## Work to be completed:
Tally the lines that include "напряжение". Output the number only.

(Extracted data entries)
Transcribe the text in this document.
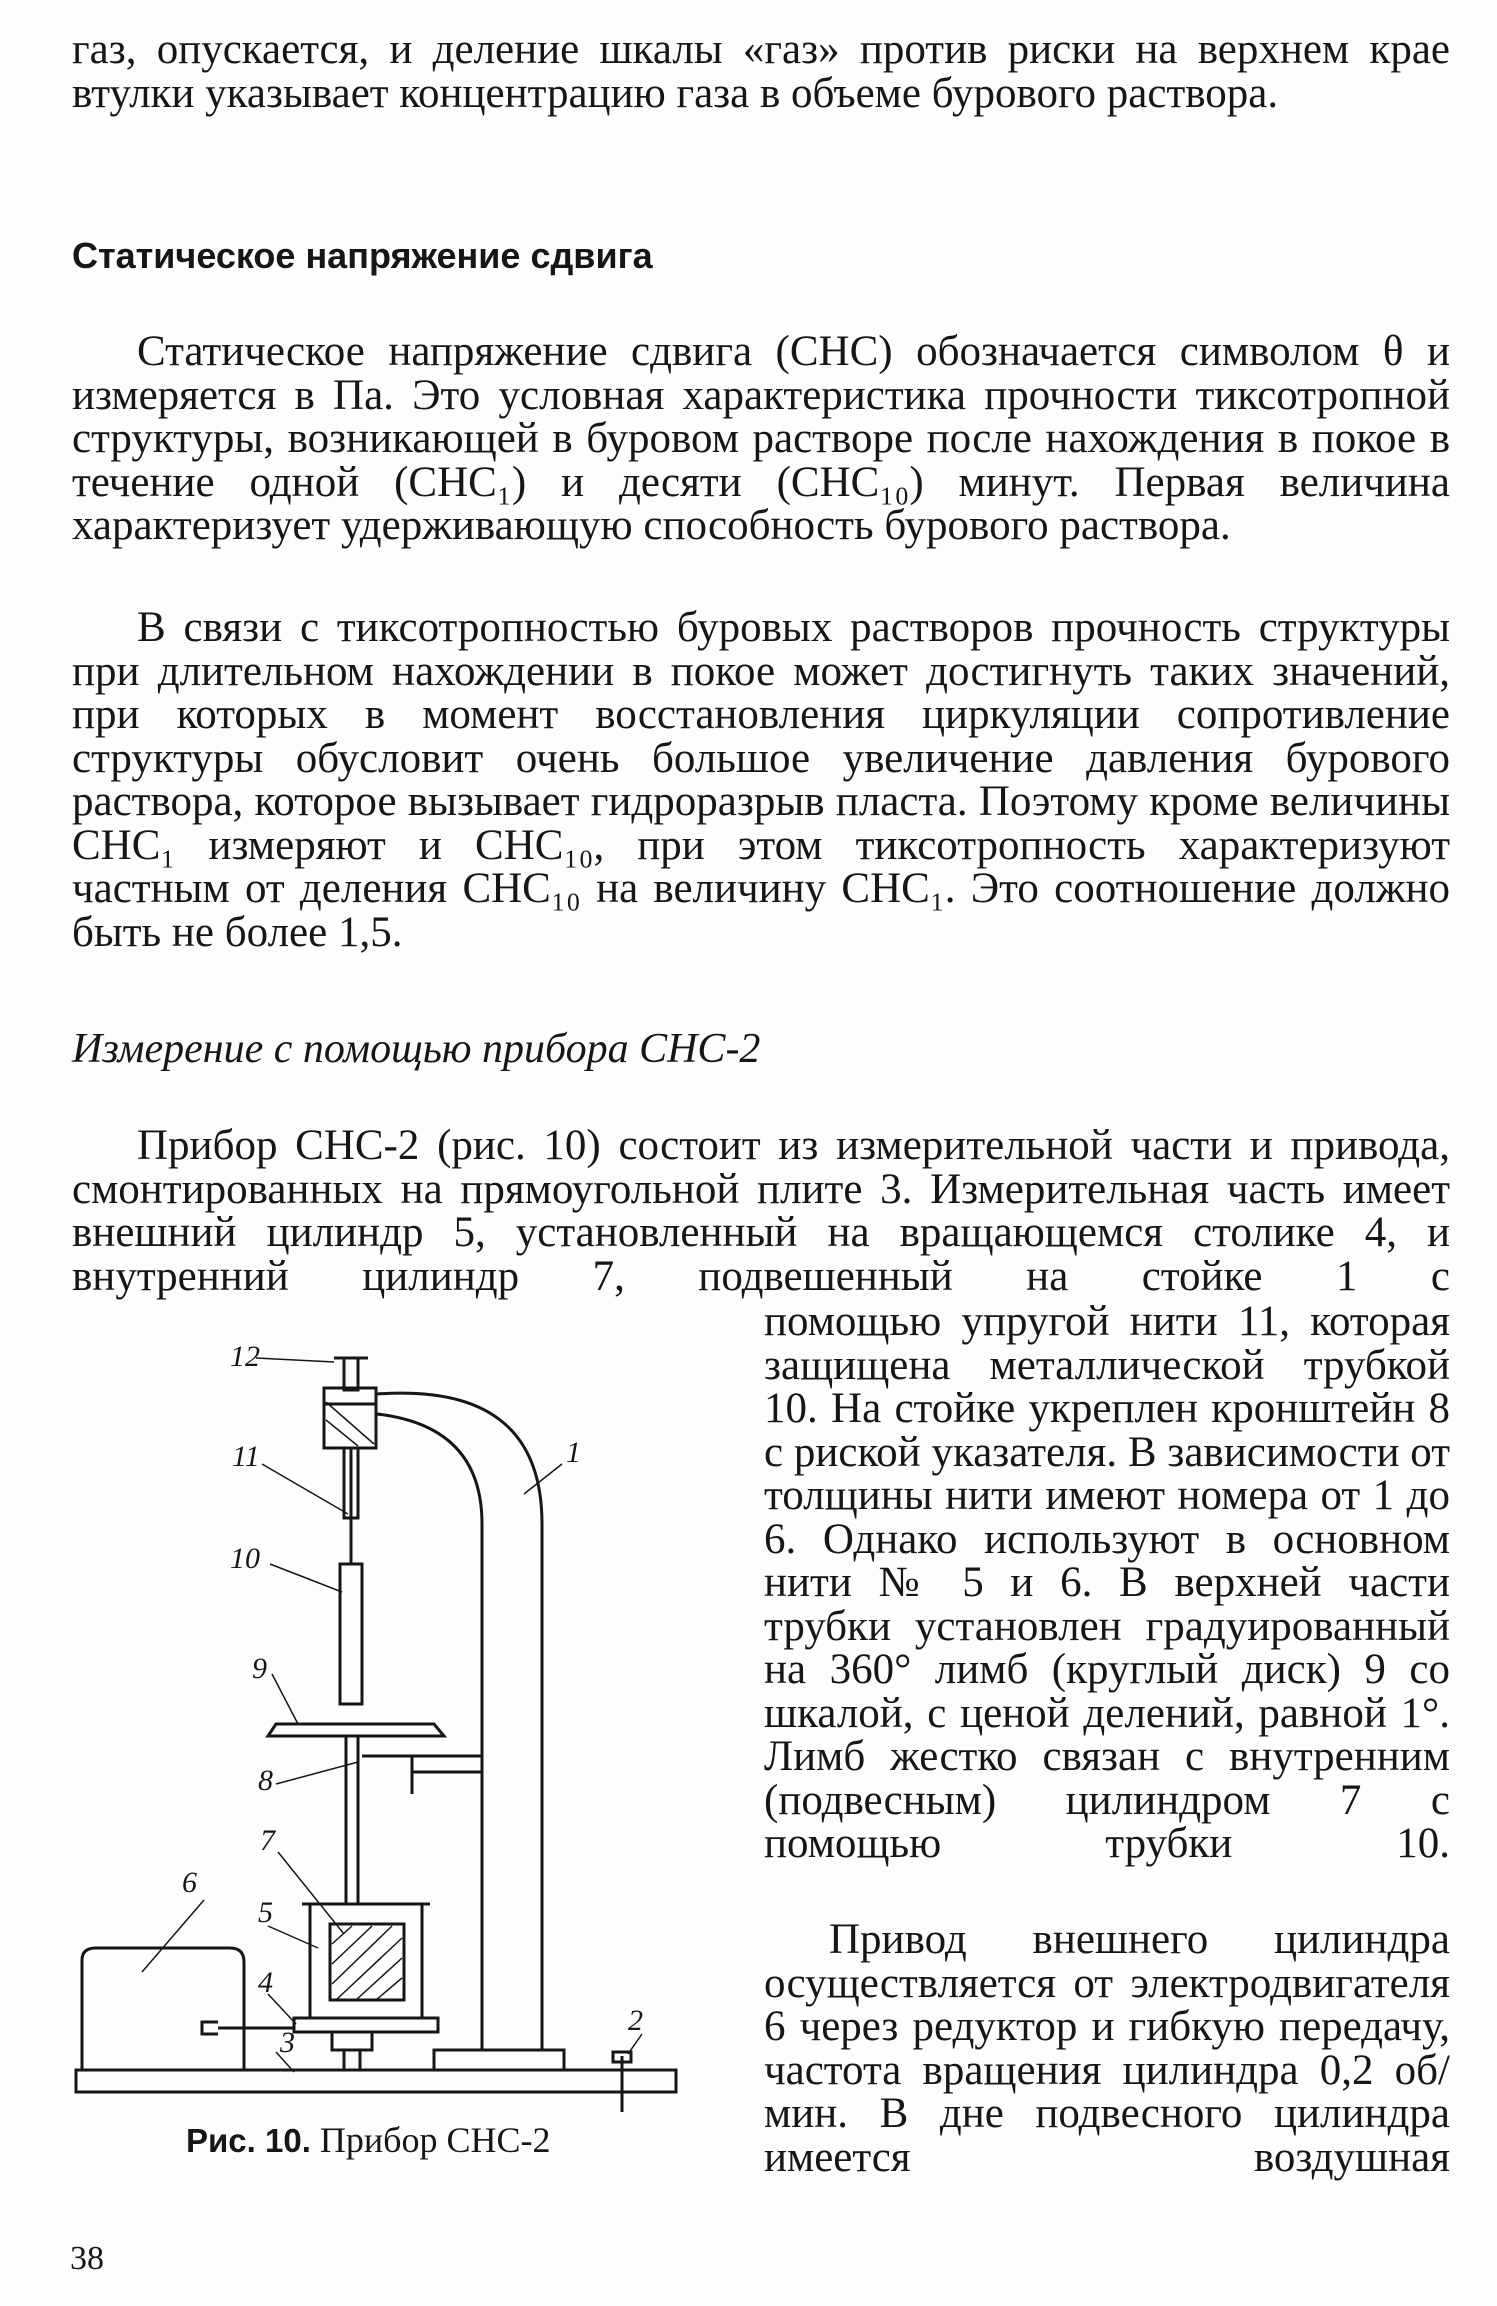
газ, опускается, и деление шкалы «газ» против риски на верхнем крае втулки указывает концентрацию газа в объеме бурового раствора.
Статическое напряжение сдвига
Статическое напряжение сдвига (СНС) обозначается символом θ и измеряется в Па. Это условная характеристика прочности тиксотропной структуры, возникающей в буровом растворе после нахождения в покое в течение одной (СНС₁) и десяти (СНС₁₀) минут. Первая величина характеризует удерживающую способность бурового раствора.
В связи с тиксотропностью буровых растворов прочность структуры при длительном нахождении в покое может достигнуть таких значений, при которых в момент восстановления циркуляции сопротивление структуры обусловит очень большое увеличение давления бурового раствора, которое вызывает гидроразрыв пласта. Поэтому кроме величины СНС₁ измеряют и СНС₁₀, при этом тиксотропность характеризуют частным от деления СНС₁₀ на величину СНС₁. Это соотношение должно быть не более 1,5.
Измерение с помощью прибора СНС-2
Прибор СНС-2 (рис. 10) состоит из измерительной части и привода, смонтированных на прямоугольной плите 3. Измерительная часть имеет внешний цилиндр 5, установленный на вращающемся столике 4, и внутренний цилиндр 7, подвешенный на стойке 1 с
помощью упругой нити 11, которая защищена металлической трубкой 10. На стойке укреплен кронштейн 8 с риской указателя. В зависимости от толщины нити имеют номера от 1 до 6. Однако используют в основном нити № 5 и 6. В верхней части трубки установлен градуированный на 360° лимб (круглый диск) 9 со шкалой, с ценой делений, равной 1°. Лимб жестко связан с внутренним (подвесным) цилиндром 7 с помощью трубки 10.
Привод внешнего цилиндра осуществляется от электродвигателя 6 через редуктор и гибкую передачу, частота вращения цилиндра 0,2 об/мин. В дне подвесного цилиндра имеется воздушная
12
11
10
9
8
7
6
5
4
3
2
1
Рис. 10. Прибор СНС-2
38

==

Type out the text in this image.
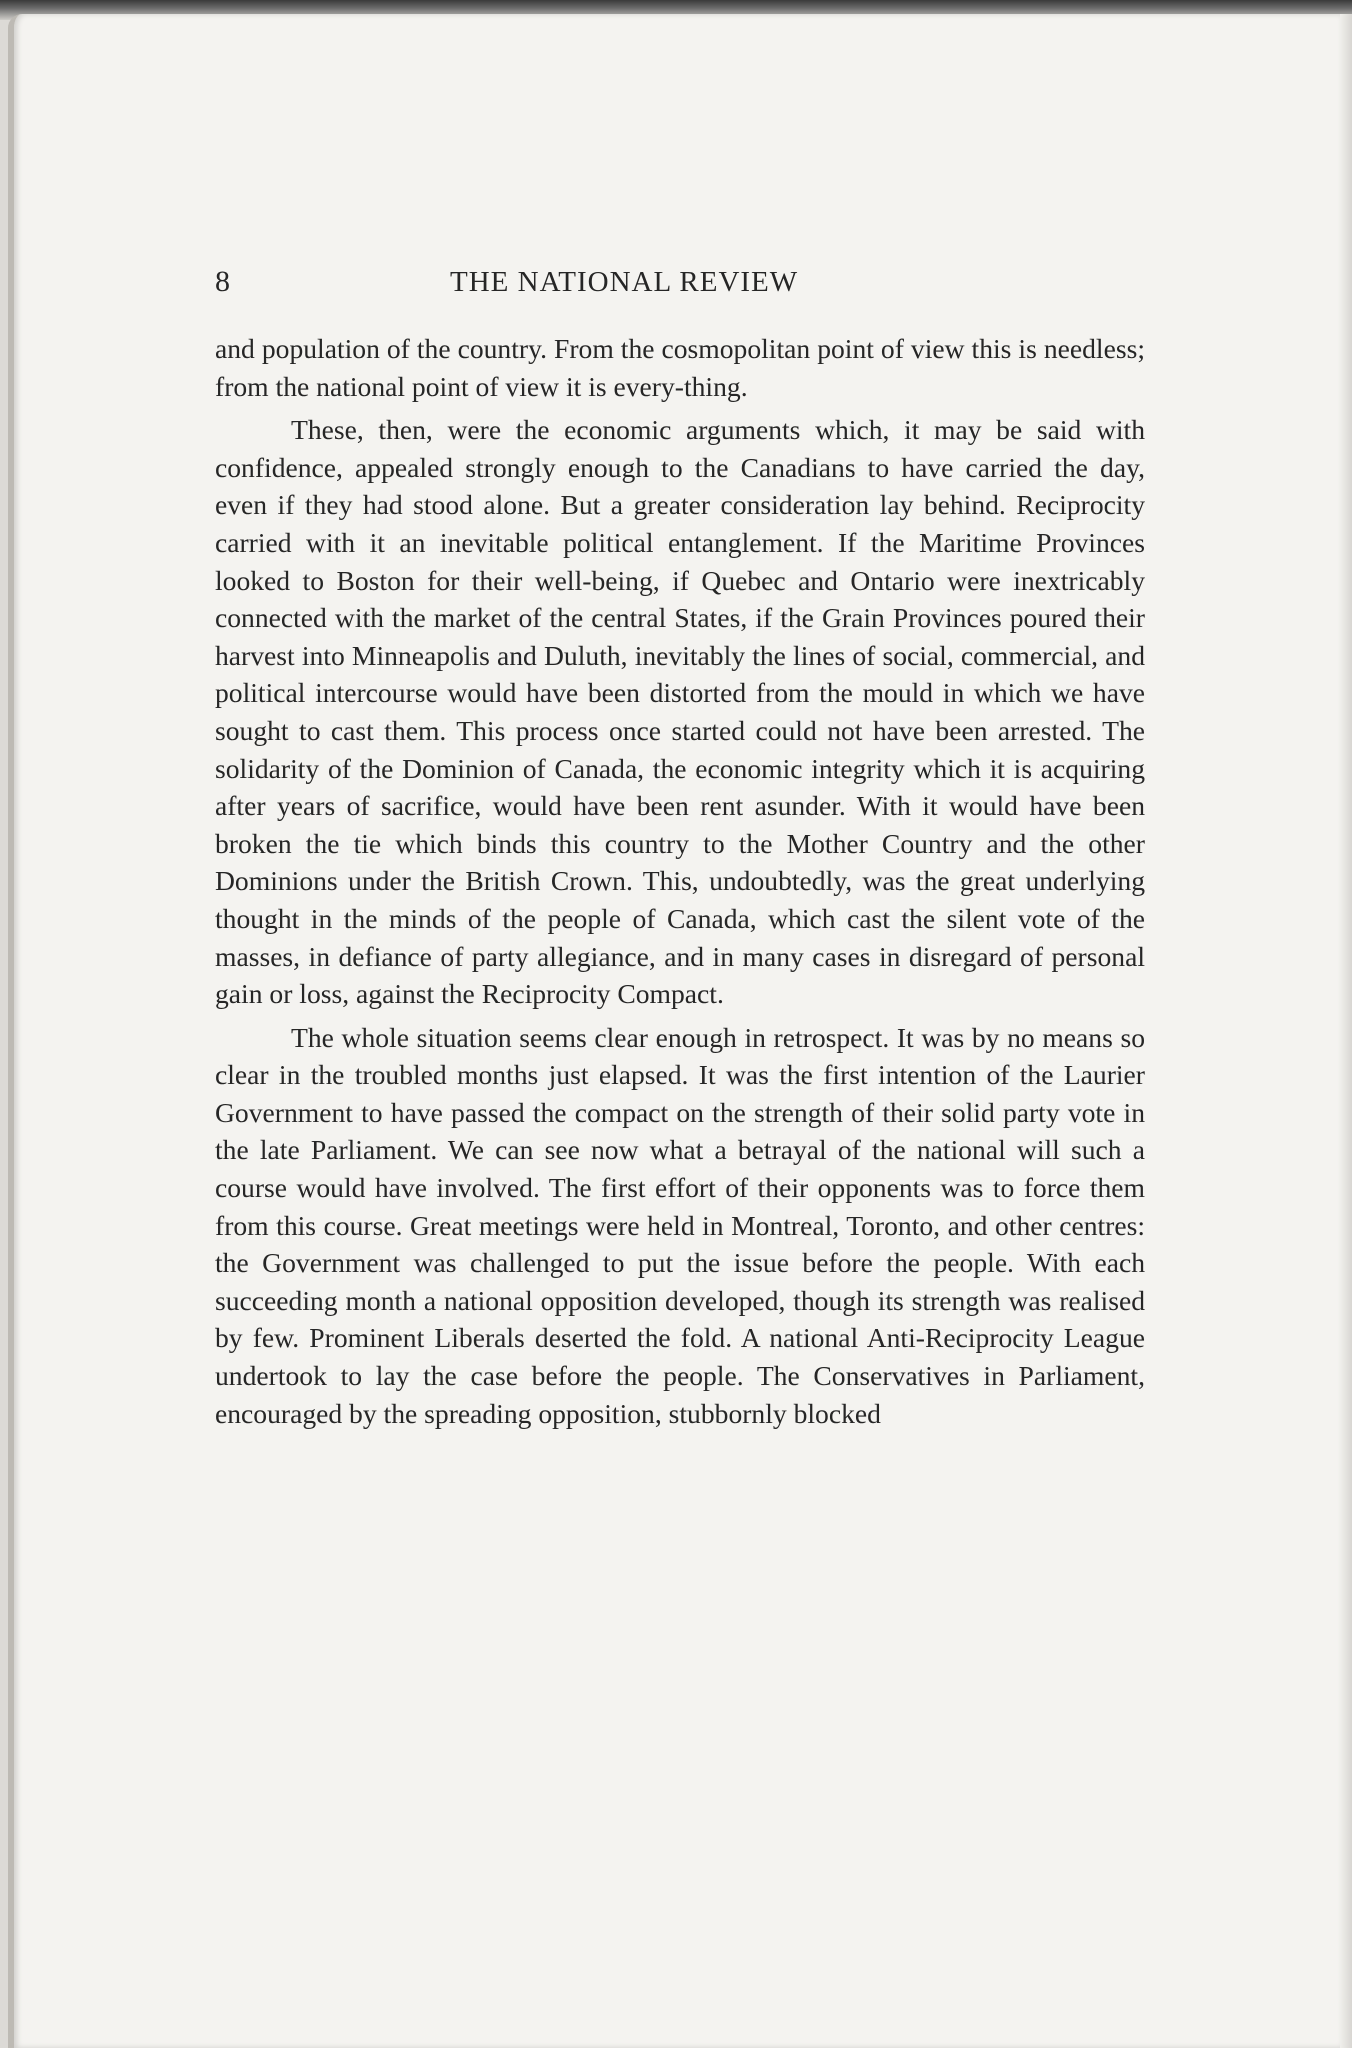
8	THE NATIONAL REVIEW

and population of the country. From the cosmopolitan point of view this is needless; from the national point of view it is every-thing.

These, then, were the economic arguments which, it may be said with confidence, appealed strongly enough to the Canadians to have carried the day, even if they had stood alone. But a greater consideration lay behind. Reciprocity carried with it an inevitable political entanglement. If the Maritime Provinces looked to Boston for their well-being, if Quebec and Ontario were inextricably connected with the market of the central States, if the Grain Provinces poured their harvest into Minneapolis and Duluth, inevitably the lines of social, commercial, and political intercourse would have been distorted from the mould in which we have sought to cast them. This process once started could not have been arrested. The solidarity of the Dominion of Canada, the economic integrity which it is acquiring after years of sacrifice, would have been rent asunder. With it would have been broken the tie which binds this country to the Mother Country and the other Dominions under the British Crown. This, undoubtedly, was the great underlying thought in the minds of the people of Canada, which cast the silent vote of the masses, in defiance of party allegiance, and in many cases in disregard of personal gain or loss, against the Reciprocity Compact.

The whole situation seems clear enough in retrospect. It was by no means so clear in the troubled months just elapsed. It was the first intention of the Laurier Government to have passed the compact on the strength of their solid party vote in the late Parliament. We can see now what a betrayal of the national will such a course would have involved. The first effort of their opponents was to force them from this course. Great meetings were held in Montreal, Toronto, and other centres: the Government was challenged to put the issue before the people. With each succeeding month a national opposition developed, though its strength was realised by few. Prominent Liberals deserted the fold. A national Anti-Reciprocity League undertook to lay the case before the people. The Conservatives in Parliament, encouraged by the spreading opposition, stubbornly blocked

* * *

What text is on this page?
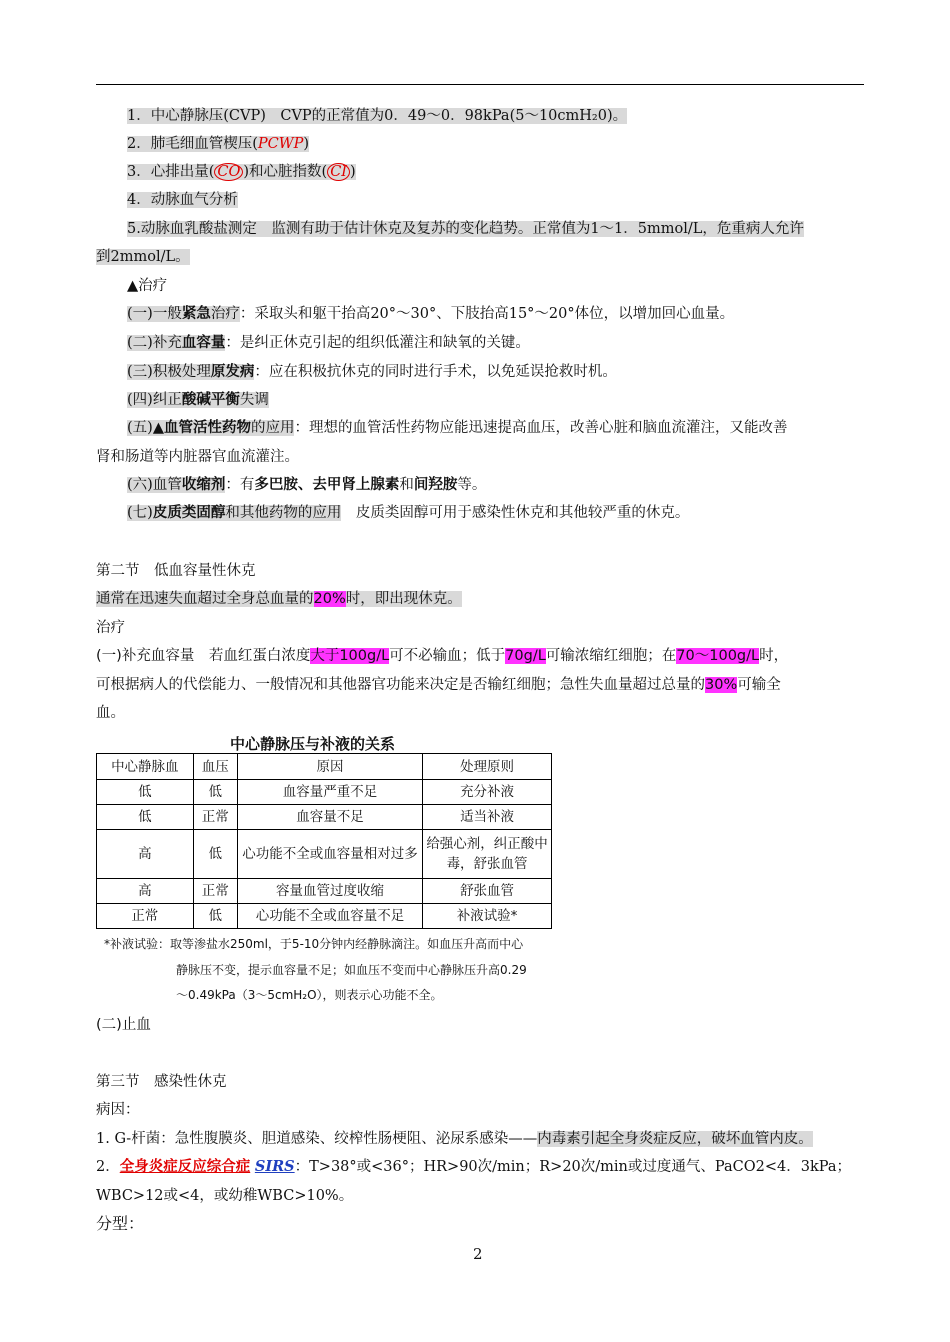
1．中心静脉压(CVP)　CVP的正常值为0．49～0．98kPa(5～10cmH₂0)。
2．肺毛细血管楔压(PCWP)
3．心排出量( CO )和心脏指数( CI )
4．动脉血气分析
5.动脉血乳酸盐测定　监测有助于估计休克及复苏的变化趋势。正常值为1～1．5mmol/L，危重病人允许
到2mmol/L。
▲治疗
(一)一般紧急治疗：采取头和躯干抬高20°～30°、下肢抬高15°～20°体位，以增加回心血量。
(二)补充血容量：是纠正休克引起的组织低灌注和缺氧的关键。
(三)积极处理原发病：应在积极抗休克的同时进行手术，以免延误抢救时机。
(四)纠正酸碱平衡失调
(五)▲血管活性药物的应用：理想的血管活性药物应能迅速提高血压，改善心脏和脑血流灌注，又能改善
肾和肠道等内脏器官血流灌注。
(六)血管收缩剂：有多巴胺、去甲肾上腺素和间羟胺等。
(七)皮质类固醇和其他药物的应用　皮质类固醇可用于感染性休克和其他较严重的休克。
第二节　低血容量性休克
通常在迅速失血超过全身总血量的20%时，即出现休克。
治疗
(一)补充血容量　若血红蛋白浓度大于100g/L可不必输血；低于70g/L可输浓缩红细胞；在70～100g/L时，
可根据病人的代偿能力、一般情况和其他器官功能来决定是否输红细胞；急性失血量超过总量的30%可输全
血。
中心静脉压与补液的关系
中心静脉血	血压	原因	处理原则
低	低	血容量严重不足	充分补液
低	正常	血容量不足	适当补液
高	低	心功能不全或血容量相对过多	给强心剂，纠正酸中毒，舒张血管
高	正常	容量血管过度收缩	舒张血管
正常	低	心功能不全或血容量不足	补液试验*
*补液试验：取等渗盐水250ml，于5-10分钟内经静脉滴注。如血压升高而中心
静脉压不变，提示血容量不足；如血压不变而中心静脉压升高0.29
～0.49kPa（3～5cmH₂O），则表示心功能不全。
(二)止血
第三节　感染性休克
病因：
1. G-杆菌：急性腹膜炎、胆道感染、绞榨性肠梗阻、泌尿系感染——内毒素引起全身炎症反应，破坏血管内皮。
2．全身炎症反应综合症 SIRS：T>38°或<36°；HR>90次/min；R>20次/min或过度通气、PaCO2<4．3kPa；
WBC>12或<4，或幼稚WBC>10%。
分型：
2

## Reply to the exercise:
2